— start —
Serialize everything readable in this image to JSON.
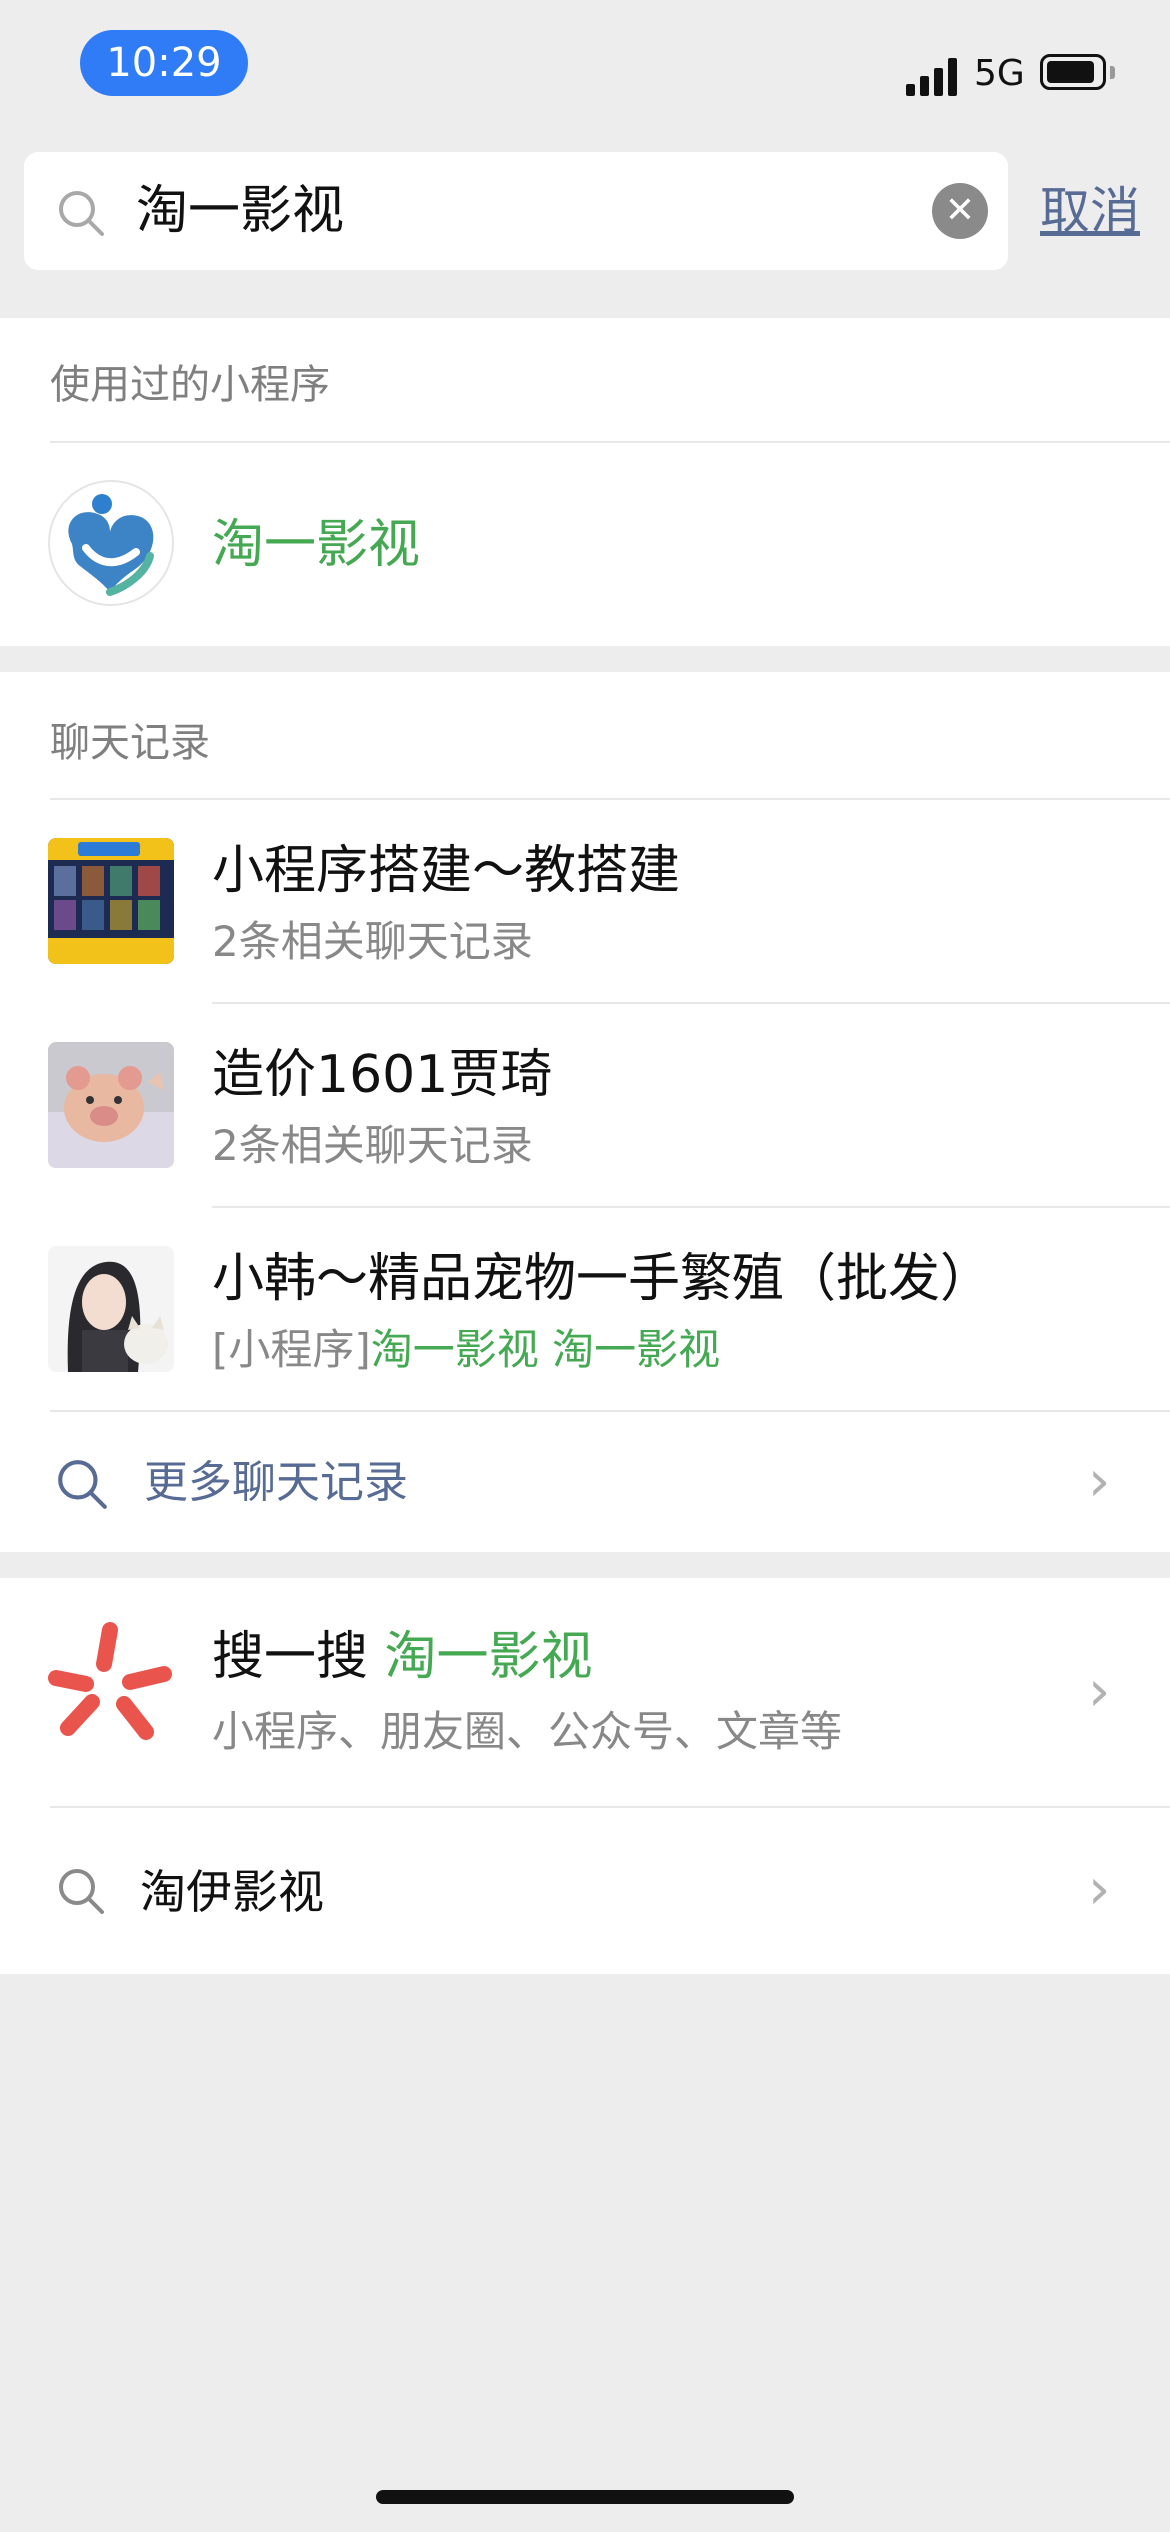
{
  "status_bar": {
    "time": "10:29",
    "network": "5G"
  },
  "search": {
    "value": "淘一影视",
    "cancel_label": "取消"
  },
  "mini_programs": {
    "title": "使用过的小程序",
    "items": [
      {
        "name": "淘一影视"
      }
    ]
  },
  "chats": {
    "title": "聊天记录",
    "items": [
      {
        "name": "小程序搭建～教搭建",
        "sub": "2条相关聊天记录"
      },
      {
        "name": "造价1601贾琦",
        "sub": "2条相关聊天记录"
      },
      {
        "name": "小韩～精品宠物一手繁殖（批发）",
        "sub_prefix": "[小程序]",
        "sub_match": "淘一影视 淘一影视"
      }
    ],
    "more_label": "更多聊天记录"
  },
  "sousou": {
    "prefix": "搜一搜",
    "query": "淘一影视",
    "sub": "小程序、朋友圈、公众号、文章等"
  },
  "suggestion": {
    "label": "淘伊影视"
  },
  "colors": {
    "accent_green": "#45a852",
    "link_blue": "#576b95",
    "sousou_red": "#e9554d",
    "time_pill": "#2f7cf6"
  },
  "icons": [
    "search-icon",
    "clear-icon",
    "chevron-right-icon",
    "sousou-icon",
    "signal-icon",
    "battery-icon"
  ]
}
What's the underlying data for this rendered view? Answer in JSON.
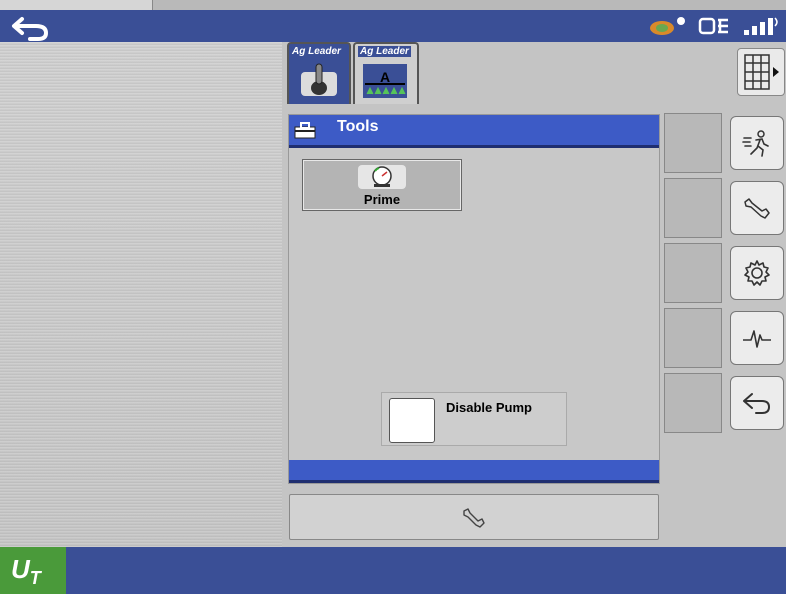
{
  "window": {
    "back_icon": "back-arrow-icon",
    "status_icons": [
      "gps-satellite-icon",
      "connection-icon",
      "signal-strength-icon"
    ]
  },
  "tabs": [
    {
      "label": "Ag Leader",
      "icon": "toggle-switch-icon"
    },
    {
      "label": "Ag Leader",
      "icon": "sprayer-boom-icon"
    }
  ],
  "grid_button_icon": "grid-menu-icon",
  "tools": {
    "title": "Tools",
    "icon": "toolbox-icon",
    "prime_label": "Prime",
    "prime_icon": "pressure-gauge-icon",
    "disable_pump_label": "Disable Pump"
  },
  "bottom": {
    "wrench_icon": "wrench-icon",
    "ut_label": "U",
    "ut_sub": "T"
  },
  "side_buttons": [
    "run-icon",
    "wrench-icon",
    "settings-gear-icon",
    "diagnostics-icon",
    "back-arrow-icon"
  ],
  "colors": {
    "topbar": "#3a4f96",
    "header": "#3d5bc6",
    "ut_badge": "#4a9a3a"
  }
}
— end —
To do:
Without the pictures, retype exactly the lines from the one that holds "What's the underlying" to the last line of the data above, both of them included.

The answer:
What's the underlying data for this rendered view? Answer in JSON.
{
  "window": {
    "back_icon": "back-arrow-icon",
    "status_icons": [
      "gps-satellite-icon",
      "connection-icon",
      "signal-strength-icon"
    ]
  },
  "tabs": [
    {
      "label": "Ag Leader",
      "icon": "toggle-switch-icon"
    },
    {
      "label": "Ag Leader",
      "icon": "sprayer-boom-icon"
    }
  ],
  "grid_button_icon": "grid-menu-icon",
  "tools": {
    "title": "Tools",
    "icon": "toolbox-icon",
    "prime_label": "Prime",
    "prime_icon": "pressure-gauge-icon",
    "disable_pump_label": "Disable Pump"
  },
  "bottom": {
    "wrench_icon": "wrench-icon",
    "ut_label": "U",
    "ut_sub": "T"
  },
  "side_buttons": [
    "run-icon",
    "wrench-icon",
    "settings-gear-icon",
    "diagnostics-icon",
    "back-arrow-icon"
  ],
  "colors": {
    "topbar": "#3a4f96",
    "header": "#3d5bc6",
    "ut_badge": "#4a9a3a"
  }
}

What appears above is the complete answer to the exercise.